◆ **Source excerpt**
Andy and James: thanks for the help. I can clearly see that I don't
have a strictly weak ordering.

Given that I need to sort the list as specified above, is there any
STL (doesn't seem so) or Boost (not as family with this library set,
although I use parts of it) sorting algorithm that relaxes this
requirement or will I need to grab myself a sorting algorithm and
modify it for my needs. Clearly one can properly sort a list without
this requirement (i.e., where equality is treated as a special case).
I'm a big fan of not reinventing the wheel, but perhaps it is
necessary in this case.

Thanks for the help.

Cheers,
Donovan

 

[peter koch]

Hello,

Andy and James: thanks for the help. I can clearly see that I don't
have a strictly weak ordering.

Given that I need to sort the list as specified above, is there any
STL (doesn't seem so) or Boost (not as family with this library set,
although I use parts of it) sorting algorithm that relaxes this
requirement or will I need to grab myself a sorting algorithm and
modify it for my needs. Clearly one can properly sort a list without
this requirement (i.e., where equality is treated as a special case).
I'm a big fan of not reinventing the wheel, but perhaps it is
necessary in this case.

First: Don't toppost - I've rearranged the post. Now back to topic:
There is no reason whatsoever not to make your ordering strictly weak,
so just do that and use a standard sorting routine.

/Peter

 

[peter koch]

Actually, I do have a relevant point.   No.
He said "Specifically, I wish to
sort these objects by a double field unless they are equal".  I wish to
point out that "equal" is not a reliable measure for floating point
numbers.

That is wrong.

 Only when he has answered that is it worth considering
strictly weak ordering and the secondary key.

And this is also wrong.

/Peter

 

[Kai-Uwe Bux]

Hello,

Thanks for all the replies. Based on the replies it sounds like there
is something about how the comparison function needs to be written
that I don't understand. The relevant code is as follows: [snip]
bool HeuristicSorterPredicate(HeuristicSorter elem1, HeuristicSorter
elem2)
{
if(elem1.heuristicValue < elem2.heuristicValue)
return true;
else if(elem1.heuristicValue > elem2.heuristicValue)
return false;
else
{
if(elem1.degree % 2 == 1)
return true;

return false;
}
}

[snip]

The following would be a strict weak order:

bool HeuristicSorterPredicate ( HeuristicSorter elem1,
HeuristicSorter elem2 ) {
if ( elem1.heuristicValue < elem2.heuristicValue ) {
return true;
}
if ( elem1.heuristicValue > elem2.heuristicValue ) {
return false;
}
if( ( elem1.degree % 2 ) > ( elem2.degree % 2 ) ) {
return true;
}
return false;
}

Is there a reason not to use this one?

[Element-and-box listings]
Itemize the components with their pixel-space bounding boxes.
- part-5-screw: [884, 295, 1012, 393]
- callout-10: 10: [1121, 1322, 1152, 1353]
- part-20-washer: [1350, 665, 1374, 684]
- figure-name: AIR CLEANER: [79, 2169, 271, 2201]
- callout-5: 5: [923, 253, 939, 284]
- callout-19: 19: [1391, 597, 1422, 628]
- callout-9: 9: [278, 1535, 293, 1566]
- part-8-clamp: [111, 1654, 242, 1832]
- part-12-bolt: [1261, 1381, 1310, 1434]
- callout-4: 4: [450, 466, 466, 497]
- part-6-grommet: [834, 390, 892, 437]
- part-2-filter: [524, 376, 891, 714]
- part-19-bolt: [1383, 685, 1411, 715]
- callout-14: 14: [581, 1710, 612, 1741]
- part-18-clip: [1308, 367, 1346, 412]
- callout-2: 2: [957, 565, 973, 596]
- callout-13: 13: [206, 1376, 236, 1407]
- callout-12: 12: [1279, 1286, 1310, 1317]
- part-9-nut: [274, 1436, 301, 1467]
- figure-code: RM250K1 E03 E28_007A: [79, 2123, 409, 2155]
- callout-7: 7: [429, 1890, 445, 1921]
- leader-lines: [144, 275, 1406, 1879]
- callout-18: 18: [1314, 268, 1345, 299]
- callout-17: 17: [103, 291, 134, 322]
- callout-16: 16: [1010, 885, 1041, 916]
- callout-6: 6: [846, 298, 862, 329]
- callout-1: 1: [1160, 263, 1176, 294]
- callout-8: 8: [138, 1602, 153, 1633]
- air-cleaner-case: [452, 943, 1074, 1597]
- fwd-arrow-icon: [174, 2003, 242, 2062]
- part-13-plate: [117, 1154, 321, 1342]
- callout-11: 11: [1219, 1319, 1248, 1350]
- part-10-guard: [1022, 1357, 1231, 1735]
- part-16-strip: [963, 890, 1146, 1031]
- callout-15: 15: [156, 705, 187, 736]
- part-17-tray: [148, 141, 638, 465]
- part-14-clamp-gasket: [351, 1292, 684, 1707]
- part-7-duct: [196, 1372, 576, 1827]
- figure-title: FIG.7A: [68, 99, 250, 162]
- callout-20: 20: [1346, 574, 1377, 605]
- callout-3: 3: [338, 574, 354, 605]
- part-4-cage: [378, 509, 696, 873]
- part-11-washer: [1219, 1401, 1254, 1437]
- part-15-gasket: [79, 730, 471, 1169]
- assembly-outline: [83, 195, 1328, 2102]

◆ **Written exercise A**
In the records from their first line through the line containing "- part-2-filter: [524, 376, 891, 714]", inclusive, replace "part-12-bolt" with "part-12-stud". Give only those lines, with everything else unchanged.
◆ **Written exercise B**
Continue the forum thread on sorting with a strict weak ordering from the point where it stops.

◆ **Reply A**
Itemize the components with their pixel-space bounding boxes.
- part-5-screw: [884, 295, 1012, 393]
- callout-10: 10: [1121, 1322, 1152, 1353]
- part-20-washer: [1350, 665, 1374, 684]
- figure-name: AIR CLEANER: [79, 2169, 271, 2201]
- callout-5: 5: [923, 253, 939, 284]
- callout-19: 19: [1391, 597, 1422, 628]
- callout-9: 9: [278, 1535, 293, 1566]
- part-8-clamp: [111, 1654, 242, 1832]
- part-12-stud: [1261, 1381, 1310, 1434]
- callout-4: 4: [450, 466, 466, 497]
- part-6-grommet: [834, 390, 892, 437]
- part-2-filter: [524, 376, 891, 714]

◆ **Reply B**
Best

Kai-Uwe Bux

 

[Kai-Uwe Bux]

I don't want to start a flame-fest here Peter, but it's generally known
that a floating point number is an approximation to an actual value.

No. Each floating point number (with the exception of finitely many values
such as NAN) corresponds to one and only one rational number, although not
every rational number can be realized as a float (or double, or long
double). In particular, floating point numbers inherit a strict order from
the real numbers they represent.

You might _use_ floating point numbers to approximate real numbers. But
there is nothing inherently fuzzy about floats.

Perhaps you'd like to explain to us what floating point system is able
to accurately express the precise value of 1/3?

He did not claim that.

And what will the
result be if you double it? And if you subtract 1/3 from 1, how it will
compare to the previous result?

The results of floating point arithmetic are by and large implementation
defined (e.g., there is no guarantee that addition of two floats yields a
best possible approximation to the sum of the represented numbers), but one
could argue that the standard requires addition to yield the actual sum if
the sum is representable). Similarly, comparisons are covered by the
standard. The only tricky issue is that you only can compare objects
(regions of memory) since intermediate values are allowed to have extra
bits [5/10].

Whether the results of comparisons are _useful_ depends on the particular
application, and You are certainly right in directing the OP to thinking
about that question.


Best

Kai-Uwe Bux

 

[James Kanze]

I don't want to start a flame-fest here Peter, but it's
generally known that a floating point number is an
approximation to an actual value.

I don't know where it is "generally known"; all of the experts I
know seem to concure that a floating point number exactly
represents a specific value. It may not be the value you want,
but that's another problem; if you know what you're doing, in
many applications, you can ensure that it is the value you want.

Perhaps you'd like to explain to us what floating point system
is able to accurately express the precise value of 1/3?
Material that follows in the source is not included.